*WHAT YOU WILL DO:*
From the entries below, gather every line containing the string "color".

═══ EXTRACTED DATA

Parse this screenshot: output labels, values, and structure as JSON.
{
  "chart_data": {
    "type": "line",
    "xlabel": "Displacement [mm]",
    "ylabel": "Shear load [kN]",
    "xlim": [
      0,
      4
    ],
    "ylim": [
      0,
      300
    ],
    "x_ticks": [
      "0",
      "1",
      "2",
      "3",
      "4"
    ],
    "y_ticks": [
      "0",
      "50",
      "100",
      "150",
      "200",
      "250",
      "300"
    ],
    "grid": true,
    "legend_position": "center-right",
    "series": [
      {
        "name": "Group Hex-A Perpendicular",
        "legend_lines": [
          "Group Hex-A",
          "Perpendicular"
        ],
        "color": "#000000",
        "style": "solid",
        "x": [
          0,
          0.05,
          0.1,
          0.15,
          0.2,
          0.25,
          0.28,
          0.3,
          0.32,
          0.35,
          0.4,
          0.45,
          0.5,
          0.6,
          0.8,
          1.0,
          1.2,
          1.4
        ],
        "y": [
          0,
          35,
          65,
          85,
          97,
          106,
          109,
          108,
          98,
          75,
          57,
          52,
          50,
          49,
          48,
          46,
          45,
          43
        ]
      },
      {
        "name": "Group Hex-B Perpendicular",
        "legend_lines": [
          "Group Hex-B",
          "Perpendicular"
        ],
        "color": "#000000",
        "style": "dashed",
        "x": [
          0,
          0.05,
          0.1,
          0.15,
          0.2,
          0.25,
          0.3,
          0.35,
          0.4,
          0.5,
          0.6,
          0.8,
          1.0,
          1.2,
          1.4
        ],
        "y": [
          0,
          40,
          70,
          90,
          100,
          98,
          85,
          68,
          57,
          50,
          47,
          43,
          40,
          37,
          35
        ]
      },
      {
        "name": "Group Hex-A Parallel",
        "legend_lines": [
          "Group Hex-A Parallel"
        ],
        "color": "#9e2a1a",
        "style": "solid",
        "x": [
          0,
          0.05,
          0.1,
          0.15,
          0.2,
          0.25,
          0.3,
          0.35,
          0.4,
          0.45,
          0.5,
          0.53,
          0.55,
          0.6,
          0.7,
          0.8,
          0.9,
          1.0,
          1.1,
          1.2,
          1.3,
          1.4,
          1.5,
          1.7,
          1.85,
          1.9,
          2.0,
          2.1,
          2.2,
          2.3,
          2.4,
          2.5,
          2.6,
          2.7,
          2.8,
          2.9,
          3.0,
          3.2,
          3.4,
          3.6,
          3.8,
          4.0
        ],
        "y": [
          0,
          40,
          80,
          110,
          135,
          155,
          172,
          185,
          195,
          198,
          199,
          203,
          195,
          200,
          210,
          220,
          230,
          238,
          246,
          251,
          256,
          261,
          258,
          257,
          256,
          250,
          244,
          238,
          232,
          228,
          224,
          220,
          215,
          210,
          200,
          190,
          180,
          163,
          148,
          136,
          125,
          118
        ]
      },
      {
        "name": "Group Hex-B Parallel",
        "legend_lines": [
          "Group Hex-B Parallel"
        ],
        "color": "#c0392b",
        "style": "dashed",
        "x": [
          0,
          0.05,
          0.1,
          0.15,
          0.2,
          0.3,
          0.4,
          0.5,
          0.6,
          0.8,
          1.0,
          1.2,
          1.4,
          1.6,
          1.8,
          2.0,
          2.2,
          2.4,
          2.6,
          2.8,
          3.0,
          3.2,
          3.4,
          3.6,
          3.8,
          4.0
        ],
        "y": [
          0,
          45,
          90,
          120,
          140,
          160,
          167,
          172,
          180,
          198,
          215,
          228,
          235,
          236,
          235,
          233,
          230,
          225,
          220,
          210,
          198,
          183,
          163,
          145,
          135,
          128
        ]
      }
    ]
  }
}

══════

*ANSWER TO THIS PROBLEM:*
        "color": "#000000",
        "color": "#000000",
        "color": "#9e2a1a",
        "color": "#c0392b",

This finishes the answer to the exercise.